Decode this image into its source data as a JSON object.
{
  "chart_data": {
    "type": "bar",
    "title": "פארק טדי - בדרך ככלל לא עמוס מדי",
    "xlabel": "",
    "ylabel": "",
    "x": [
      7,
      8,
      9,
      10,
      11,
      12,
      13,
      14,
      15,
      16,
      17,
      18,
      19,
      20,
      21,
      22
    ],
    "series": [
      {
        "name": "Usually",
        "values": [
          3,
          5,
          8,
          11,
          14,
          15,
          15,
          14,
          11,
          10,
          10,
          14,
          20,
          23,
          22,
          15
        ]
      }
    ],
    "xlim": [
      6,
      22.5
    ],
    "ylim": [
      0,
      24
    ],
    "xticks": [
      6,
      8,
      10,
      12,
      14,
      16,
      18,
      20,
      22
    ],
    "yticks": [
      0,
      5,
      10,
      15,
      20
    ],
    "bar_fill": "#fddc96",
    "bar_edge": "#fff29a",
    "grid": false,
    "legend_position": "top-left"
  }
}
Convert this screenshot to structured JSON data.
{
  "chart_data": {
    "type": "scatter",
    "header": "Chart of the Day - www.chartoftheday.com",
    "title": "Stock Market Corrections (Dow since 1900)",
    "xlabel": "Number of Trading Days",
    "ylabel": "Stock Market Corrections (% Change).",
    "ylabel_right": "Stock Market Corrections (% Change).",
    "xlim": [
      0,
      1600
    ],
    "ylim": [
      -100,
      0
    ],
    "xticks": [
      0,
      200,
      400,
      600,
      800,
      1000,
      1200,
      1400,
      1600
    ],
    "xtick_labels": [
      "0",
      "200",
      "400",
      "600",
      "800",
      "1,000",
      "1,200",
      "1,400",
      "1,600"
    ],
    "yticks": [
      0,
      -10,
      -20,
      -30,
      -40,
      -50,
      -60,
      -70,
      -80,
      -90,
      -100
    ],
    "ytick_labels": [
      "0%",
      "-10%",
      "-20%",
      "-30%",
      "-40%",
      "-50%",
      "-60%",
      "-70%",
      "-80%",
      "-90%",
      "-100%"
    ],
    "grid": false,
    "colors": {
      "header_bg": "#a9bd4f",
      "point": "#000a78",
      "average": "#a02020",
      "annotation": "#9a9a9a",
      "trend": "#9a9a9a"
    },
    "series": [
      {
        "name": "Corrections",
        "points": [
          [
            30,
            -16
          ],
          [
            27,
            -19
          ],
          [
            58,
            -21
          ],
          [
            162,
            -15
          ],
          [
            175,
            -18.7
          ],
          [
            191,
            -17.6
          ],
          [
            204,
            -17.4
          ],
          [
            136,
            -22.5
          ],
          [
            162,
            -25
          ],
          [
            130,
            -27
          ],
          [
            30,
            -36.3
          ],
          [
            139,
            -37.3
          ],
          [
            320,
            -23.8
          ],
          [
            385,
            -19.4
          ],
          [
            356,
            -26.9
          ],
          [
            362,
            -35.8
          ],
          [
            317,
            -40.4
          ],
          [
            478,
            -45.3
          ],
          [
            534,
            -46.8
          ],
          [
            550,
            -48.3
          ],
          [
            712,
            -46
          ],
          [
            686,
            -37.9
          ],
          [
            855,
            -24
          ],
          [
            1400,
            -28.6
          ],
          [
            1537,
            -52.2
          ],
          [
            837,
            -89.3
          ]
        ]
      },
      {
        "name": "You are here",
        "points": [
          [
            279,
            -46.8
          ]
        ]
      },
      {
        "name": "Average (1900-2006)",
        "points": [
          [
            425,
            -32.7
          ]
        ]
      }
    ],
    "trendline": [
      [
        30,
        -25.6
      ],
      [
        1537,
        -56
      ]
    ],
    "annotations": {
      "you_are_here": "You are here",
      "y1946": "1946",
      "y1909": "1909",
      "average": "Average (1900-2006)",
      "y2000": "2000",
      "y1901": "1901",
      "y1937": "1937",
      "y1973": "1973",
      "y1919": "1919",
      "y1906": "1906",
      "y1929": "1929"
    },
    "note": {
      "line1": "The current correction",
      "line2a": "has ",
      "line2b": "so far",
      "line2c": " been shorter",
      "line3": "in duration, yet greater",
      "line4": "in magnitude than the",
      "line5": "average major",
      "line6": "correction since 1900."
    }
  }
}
* * *
(WRITTEN INSTRUCTION):
Return all of the entries word for word.

(EXERCISE SOLUTION):
Decode this image into its source data as a JSON object.
{
  "chart_data": {
    "type": "bar",
    "title": "פארק טדי - בדרך ככלל לא עמוס מדי",
    "xlabel": "",
    "ylabel": "",
    "x": [
      7,
      8,
      9,
      10,
      11,
      12,
      13,
      14,
      15,
      16,
      17,
      18,
      19,
      20,
      21,
      22
    ],
    "series": [
      {
        "name": "Usually",
        "values": [
          3,
          5,
          8,
          11,
          14,
          15,
          15,
          14,
          11,
          10,
          10,
          14,
          20,
          23,
          22,
          15
        ]
      }
    ],
    "xlim": [
      6,
      22.5
    ],
    "ylim": [
      0,
      24
    ],
    "xticks": [
      6,
      8,
      10,
      12,
      14,
      16,
      18,
      20,
      22
    ],
    "yticks": [
      0,
      5,
      10,
      15,
      20
    ],
    "bar_fill": "#fddc96",
    "bar_edge": "#fff29a",
    "grid": false,
    "legend_position": "top-left"
  }
}
Convert this screenshot to structured JSON data.
{
  "chart_data": {
    "type": "scatter",
    "header": "Chart of the Day - www.chartoftheday.com",
    "title": "Stock Market Corrections (Dow since 1900)",
    "xlabel": "Number of Trading Days",
    "ylabel": "Stock Market Corrections (% Change).",
    "ylabel_right": "Stock Market Corrections (% Change).",
    "xlim": [
      0,
      1600
    ],
    "ylim": [
      -100,
      0
    ],
    "xticks": [
      0,
      200,
      400,
      600,
      800,
      1000,
      1200,
      1400,
      1600
    ],
    "xtick_labels": [
      "0",
      "200",
      "400",
      "600",
      "800",
      "1,000",
      "1,200",
      "1,400",
      "1,600"
    ],
    "yticks": [
      0,
      -10,
      -20,
      -30,
      -40,
      -50,
      -60,
      -70,
      -80,
      -90,
      -100
    ],
    "ytick_labels": [
      "0%",
      "-10%",
      "-20%",
      "-30%",
      "-40%",
      "-50%",
      "-60%",
      "-70%",
      "-80%",
      "-90%",
      "-100%"
    ],
    "grid": false,
    "colors": {
      "header_bg": "#a9bd4f",
      "point": "#000a78",
      "average": "#a02020",
      "annotation": "#9a9a9a",
      "trend": "#9a9a9a"
    },
    "series": [
      {
        "name": "Corrections",
        "points": [
          [
            30,
            -16
          ],
          [
            27,
            -19
          ],
          [
            58,
            -21
          ],
          [
            162,
            -15
          ],
          [
            175,
            -18.7
          ],
          [
            191,
            -17.6
          ],
          [
            204,
            -17.4
          ],
          [
            136,
            -22.5
          ],
          [
            162,
            -25
          ],
          [
            130,
            -27
          ],
          [
            30,
            -36.3
          ],
          [
            139,
            -37.3
          ],
          [
            320,
            -23.8
          ],
          [
            385,
            -19.4
          ],
          [
            356,
            -26.9
          ],
          [
            362,
            -35.8
          ],
          [
            317,
            -40.4
          ],
          [
            478,
            -45.3
          ],
          [
            534,
            -46.8
          ],
          [
            550,
            -48.3
          ],
          [
            712,
            -46
          ],
          [
            686,
            -37.9
          ],
          [
            855,
            -24
          ],
          [
            1400,
            -28.6
          ],
          [
            1537,
            -52.2
          ],
          [
            837,
            -89.3
          ]
        ]
      },
      {
        "name": "You are here",
        "points": [
          [
            279,
            -46.8
          ]
        ]
      },
      {
        "name": "Average (1900-2006)",
        "points": [
          [
            425,
            -32.7
          ]
        ]
      }
    ],
    "trendline": [
      [
        30,
        -25.6
      ],
      [
        1537,
        -56
      ]
    ],
    "annotations": {
      "you_are_here": "You are here",
      "y1946": "1946",
      "y1909": "1909",
      "average": "Average (1900-2006)",
      "y2000": "2000",
      "y1901": "1901",
      "y1937": "1937",
      "y1973": "1973",
      "y1919": "1919",
      "y1906": "1906",
      "y1929": "1929"
    },
    "note": {
      "line1": "The current correction",
      "line2a": "has ",
      "line2b": "so far",
      "line2c": " been shorter",
      "line3": "in duration, yet greater",
      "line4": "in magnitude than the",
      "line5": "average major",
      "line6": "correction since 1900."
    }
  }
}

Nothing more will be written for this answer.